→ Exercise directions
Each line containing the word "kanal" must be collected.

----------------

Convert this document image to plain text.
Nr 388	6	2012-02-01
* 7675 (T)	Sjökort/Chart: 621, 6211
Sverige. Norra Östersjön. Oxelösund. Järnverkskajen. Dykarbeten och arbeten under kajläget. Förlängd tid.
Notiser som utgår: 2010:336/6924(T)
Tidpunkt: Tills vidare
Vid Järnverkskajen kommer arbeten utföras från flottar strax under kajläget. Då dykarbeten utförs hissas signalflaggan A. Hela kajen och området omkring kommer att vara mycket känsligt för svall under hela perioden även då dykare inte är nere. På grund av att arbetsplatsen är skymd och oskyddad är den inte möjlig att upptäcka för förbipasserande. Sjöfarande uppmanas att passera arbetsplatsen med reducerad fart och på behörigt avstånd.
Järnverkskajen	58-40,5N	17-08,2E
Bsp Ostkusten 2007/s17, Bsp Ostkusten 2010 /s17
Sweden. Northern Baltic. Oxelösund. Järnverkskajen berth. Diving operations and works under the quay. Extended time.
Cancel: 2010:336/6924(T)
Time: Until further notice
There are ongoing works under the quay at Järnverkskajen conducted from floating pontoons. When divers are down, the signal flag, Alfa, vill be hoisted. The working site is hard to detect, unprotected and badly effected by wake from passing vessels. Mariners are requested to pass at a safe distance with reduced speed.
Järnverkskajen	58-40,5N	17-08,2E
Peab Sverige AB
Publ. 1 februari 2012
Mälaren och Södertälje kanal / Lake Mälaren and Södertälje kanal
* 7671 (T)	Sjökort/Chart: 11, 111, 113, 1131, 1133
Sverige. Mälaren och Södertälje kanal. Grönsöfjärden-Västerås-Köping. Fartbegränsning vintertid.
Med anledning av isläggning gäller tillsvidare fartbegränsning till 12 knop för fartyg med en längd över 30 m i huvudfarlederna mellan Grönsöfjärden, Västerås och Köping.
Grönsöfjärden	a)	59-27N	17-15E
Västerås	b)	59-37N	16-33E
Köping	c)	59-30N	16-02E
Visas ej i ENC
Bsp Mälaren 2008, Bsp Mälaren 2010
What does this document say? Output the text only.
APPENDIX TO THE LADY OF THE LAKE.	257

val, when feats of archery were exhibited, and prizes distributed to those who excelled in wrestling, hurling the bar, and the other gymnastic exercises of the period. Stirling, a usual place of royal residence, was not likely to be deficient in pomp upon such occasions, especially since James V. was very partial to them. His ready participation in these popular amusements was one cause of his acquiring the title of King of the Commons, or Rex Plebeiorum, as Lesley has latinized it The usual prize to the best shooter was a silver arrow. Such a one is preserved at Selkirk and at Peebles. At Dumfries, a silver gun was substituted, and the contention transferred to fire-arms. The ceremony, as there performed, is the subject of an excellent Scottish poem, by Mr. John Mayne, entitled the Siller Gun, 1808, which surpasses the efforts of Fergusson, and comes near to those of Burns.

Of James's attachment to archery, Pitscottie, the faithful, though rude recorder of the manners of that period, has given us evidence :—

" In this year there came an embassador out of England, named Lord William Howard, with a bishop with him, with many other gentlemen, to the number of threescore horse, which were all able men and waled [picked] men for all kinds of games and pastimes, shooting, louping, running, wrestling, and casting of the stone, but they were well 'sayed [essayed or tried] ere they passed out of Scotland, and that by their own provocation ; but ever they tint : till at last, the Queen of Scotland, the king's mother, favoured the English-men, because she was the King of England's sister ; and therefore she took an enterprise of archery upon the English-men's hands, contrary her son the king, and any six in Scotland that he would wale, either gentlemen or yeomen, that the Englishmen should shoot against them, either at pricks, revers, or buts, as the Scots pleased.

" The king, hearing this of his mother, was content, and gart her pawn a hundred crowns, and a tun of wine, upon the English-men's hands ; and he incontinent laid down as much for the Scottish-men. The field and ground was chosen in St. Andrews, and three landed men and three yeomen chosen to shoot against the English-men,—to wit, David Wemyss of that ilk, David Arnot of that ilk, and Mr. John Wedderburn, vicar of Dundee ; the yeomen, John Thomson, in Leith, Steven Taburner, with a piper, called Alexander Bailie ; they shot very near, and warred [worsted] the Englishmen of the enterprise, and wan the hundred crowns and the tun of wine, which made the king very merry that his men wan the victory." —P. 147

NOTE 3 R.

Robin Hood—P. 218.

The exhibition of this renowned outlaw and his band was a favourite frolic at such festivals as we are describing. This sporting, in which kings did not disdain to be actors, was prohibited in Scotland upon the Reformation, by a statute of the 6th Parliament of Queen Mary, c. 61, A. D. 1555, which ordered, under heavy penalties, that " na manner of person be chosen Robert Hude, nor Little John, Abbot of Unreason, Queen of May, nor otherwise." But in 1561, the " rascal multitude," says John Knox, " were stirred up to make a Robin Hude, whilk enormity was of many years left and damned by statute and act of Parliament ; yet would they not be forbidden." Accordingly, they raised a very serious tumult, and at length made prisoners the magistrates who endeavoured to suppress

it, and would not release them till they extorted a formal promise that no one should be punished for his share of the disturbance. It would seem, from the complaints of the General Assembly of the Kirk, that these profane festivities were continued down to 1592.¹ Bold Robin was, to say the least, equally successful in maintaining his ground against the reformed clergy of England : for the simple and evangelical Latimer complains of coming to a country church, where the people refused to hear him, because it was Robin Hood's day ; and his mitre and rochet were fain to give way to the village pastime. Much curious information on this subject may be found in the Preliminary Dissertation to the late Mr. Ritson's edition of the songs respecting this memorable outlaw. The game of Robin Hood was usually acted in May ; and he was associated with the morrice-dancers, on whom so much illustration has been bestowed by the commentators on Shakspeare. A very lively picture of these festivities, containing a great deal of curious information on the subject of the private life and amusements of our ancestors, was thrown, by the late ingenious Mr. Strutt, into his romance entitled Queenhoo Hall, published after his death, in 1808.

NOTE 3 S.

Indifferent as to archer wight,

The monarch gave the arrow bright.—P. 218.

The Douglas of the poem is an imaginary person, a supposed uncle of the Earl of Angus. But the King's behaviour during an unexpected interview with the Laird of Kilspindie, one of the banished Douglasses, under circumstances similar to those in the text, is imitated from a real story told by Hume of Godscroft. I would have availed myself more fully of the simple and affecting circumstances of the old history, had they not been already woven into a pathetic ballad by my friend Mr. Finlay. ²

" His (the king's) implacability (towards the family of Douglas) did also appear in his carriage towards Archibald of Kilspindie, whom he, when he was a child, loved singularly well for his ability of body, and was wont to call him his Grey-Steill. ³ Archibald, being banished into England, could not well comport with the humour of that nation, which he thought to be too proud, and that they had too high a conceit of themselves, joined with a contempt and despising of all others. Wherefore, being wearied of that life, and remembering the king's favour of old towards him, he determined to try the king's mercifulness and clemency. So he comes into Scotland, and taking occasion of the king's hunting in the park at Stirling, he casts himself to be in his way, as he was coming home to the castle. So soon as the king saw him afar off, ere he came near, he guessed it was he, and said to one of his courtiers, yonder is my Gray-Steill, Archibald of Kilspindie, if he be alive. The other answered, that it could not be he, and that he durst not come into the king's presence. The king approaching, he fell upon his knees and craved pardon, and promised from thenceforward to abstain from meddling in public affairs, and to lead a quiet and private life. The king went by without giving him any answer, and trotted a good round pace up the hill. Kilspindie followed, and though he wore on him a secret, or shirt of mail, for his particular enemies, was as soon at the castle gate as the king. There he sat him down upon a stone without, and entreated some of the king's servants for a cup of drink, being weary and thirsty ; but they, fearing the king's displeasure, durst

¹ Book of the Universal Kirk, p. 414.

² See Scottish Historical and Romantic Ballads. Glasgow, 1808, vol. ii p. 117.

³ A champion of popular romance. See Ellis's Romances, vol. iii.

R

----------------

→ Reply
Mälaren och Södertälje kanal / Lake Mälaren and Södertälje kanal
Sverige. Mälaren och Södertälje kanal. Grönsöfjärden-Västerås-Köping. Fartbegränsning vintertid.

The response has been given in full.